Can you pull out each line of the data below that includes the word "this"?

########################################

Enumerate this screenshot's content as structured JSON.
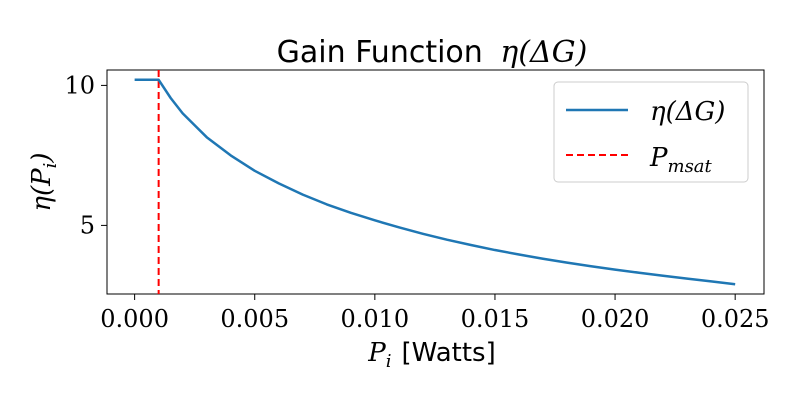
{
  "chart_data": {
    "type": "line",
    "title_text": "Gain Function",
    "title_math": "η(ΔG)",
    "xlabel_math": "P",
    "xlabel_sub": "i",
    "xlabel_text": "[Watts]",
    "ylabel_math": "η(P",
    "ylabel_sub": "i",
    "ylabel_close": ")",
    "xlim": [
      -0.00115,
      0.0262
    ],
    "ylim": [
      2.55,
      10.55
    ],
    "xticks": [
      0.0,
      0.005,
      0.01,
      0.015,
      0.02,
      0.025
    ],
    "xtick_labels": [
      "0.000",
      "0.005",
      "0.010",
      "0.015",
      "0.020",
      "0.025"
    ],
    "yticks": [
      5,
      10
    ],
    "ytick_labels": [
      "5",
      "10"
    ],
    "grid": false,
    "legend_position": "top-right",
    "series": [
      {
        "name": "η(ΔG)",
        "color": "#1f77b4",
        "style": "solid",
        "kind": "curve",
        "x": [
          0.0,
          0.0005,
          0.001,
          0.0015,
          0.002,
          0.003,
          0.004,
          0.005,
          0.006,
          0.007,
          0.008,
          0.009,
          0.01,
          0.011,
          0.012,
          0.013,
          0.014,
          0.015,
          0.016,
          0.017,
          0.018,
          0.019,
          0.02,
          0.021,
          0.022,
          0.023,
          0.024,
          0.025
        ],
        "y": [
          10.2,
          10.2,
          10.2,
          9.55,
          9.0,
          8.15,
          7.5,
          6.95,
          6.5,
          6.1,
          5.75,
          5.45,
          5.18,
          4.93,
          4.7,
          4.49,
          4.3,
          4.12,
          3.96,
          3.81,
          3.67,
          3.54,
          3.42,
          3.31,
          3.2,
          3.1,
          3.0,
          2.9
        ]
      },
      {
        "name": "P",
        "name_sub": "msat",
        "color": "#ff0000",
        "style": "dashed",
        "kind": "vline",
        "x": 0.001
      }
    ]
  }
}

########################################

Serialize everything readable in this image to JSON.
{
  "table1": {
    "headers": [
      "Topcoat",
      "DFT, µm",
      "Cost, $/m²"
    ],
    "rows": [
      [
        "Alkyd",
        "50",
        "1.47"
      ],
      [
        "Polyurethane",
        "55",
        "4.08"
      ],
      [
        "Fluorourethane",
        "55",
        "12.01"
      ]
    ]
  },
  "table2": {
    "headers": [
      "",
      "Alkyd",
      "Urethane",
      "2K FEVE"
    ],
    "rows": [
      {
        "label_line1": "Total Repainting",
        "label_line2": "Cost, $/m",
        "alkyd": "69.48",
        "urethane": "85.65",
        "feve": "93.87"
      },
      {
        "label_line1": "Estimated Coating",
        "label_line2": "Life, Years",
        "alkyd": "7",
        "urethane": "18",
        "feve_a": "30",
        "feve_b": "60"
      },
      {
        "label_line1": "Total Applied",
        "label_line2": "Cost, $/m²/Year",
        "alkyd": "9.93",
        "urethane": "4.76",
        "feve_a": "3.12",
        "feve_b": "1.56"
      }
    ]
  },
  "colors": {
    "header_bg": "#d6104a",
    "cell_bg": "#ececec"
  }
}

########################################

= Task result =
Enumerate this screenshot's content as structured JSON.
Serialize everything readable in this image to JSON.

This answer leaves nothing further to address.